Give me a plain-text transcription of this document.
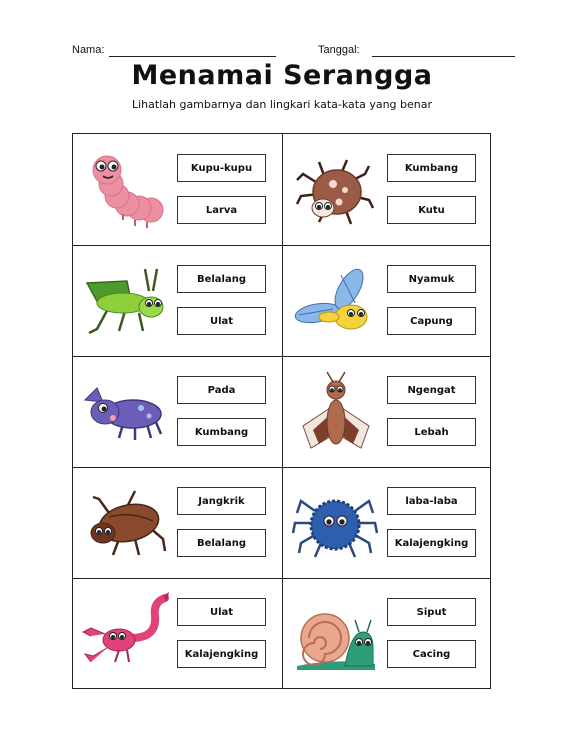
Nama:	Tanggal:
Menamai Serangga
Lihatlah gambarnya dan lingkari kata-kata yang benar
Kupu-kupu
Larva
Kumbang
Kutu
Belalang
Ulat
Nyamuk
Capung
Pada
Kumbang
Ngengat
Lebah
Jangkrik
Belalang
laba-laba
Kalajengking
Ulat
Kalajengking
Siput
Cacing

::::

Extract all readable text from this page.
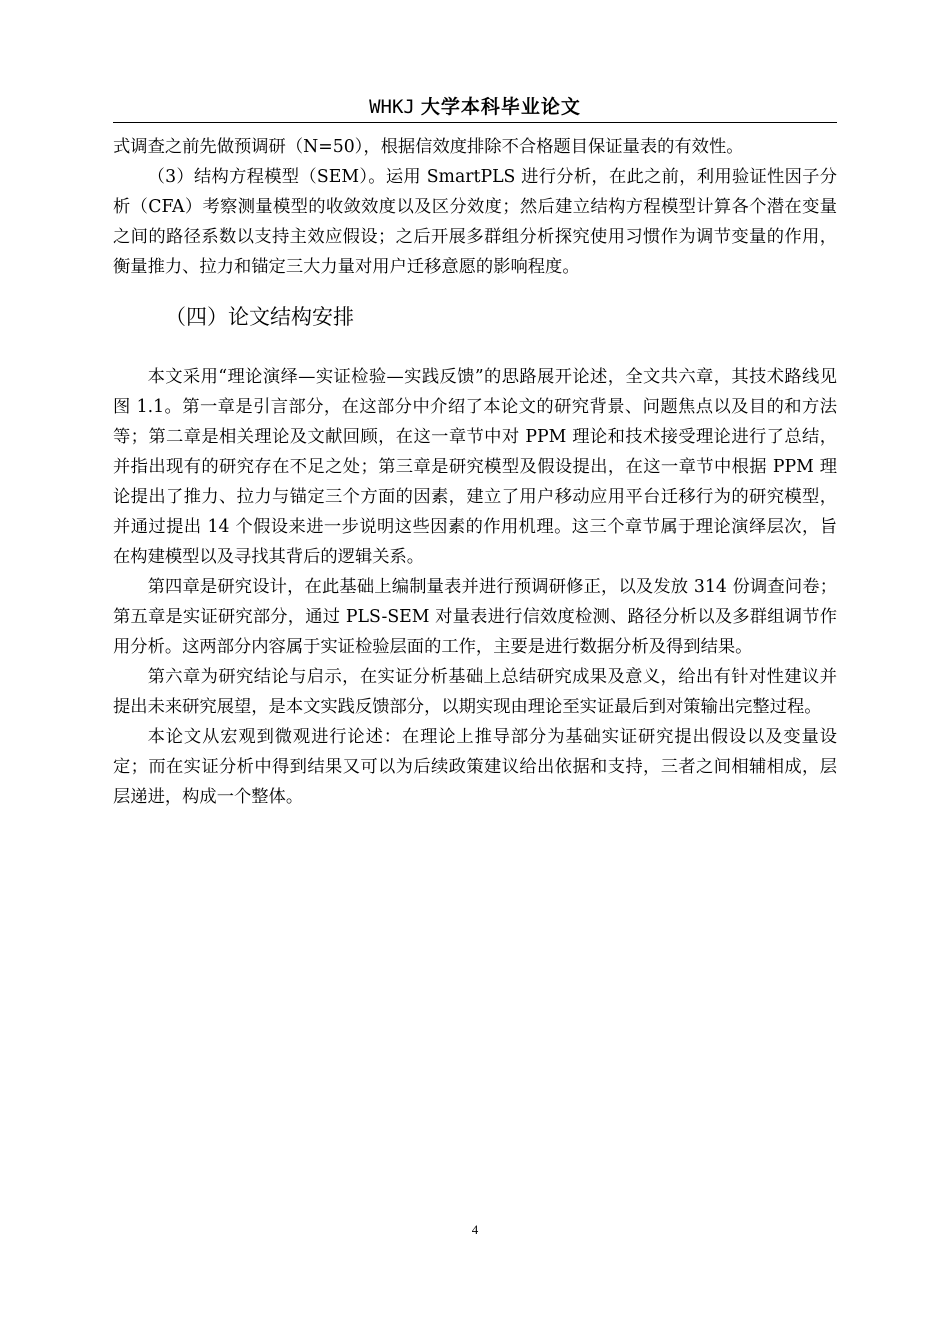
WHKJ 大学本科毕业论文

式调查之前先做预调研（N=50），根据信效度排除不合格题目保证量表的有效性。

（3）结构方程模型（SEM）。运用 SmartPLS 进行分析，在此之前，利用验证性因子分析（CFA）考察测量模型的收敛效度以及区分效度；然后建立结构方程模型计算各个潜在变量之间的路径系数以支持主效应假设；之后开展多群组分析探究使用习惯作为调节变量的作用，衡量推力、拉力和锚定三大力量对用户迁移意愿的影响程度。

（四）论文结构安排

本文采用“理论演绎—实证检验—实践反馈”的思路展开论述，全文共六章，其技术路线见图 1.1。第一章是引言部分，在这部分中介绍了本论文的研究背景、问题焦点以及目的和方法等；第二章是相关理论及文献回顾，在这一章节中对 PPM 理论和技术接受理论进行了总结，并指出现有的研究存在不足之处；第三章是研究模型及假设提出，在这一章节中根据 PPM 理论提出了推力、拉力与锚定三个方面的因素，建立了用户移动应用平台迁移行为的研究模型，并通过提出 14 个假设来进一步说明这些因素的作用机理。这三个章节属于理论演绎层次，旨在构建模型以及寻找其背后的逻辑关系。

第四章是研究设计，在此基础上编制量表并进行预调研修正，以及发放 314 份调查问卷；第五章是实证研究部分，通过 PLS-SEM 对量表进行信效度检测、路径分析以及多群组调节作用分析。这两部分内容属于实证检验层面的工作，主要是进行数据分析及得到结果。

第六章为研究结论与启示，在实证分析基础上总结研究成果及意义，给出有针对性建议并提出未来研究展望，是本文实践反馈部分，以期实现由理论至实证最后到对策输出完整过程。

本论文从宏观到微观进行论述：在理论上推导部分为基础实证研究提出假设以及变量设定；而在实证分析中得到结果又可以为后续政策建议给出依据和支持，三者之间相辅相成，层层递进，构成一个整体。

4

::::

- WHAT YOU WILL DO: Where a line of the records above holds the word "this", copy that line.

- REPLY TO THE EXERCISE:
Give me a plain-text transcription of this document.
Extract all readable text from this page.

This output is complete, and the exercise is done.